_Fragmento:_
========

Y es así que Bob y Charlotte cambian de canción, se encuentran, escapan, se pierden juntos en aquel Tokio, hasta entonces mera construcción de prejuicios, donde la recreación occidental se presentaba como una comedia barata llena de colores. Recién es ahí cuando la ciudad adquiere importancia. Y vemos a ambos, tomados de la mano, esquivando autos, cruzando casinos, cantando juntos, viendo La Dolce Vita. Y eso es lo más parecido a la felicidad en ese instante, ese es el perfecto escape, eso es lo que ambos buscan. Tirados después en la cama del hotel, sin ningún atisbo sexual, Charlotte le pregunta si las cosas se ponen peores. Bob le responde sobre sus hijos. Nosotros, espectadores, los observamos desde arriba. Y Bob lo único que hace es estirar su mano hacia el pie de ella. La pantalla se pone en negro.

========

_Filas de datos:_
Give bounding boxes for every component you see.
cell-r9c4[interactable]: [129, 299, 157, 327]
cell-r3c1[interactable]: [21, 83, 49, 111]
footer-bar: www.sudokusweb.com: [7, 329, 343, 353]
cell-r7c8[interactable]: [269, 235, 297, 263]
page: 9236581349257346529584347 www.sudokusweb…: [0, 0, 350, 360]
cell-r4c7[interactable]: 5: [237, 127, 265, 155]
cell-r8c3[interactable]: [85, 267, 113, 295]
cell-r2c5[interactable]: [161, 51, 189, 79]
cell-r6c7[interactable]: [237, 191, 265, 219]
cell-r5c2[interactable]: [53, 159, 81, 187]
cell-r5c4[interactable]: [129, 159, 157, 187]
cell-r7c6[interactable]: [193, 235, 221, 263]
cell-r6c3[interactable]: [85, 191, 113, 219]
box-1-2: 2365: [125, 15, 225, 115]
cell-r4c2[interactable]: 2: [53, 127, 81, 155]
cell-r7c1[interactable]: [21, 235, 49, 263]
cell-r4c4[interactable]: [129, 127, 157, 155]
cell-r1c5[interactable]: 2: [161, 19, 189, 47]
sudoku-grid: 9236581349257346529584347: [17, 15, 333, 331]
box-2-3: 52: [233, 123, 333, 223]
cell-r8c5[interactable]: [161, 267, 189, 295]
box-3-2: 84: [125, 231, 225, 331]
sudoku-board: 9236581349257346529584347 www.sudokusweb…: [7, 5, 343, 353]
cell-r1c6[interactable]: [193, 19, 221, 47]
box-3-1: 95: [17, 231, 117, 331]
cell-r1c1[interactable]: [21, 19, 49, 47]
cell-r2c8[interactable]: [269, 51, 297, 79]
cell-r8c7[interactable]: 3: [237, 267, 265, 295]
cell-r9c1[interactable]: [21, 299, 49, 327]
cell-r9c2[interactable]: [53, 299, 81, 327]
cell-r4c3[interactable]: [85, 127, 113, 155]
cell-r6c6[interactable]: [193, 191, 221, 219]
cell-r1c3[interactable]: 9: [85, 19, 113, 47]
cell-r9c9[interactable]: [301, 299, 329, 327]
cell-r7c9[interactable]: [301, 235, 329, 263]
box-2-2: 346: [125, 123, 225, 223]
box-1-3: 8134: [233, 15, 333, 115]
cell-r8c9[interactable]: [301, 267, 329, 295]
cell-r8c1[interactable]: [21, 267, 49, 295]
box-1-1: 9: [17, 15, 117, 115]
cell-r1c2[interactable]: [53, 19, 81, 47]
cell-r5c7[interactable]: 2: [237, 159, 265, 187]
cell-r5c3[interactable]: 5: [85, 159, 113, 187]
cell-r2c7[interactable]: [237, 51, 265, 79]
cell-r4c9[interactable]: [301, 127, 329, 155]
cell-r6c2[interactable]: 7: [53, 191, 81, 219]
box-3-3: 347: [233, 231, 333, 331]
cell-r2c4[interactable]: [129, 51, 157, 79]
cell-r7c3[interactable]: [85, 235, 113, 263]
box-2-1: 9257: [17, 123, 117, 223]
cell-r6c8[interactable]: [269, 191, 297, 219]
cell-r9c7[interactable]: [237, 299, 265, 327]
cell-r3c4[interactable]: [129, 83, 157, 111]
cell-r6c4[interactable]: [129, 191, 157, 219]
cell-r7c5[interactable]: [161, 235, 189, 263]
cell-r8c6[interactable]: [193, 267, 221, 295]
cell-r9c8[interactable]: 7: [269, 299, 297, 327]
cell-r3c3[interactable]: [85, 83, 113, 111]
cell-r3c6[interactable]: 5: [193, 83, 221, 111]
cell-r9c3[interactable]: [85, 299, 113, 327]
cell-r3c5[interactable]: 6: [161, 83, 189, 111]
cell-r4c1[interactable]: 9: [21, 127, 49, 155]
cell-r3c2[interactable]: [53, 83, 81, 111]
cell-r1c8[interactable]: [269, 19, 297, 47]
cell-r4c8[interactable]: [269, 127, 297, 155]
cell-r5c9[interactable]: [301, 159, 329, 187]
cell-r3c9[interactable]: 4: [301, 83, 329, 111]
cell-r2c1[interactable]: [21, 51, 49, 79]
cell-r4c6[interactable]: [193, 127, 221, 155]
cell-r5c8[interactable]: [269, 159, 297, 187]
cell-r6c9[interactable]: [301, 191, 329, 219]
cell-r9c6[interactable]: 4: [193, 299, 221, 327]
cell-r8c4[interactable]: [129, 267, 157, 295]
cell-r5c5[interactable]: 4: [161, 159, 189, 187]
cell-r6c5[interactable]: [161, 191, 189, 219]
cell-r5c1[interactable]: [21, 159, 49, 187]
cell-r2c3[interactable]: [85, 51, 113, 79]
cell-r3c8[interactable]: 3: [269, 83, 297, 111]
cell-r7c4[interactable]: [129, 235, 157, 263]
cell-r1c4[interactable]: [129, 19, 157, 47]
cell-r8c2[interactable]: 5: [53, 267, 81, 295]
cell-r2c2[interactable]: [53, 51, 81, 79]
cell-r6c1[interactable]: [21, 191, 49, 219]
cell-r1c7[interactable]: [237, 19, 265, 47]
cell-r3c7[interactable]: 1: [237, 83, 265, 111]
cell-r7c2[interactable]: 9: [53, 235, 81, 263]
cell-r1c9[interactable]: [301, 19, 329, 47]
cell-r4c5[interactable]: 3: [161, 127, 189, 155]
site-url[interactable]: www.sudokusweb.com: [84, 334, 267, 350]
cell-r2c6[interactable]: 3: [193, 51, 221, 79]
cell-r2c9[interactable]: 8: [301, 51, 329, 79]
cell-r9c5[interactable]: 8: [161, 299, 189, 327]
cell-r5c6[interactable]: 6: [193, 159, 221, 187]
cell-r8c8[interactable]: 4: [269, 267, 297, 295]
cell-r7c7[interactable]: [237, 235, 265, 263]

========

_Problema:_ Según el fragmento, ¿qué película ven juntos Bob y Charlotte?

_Resultado:_ La Dolce Vita.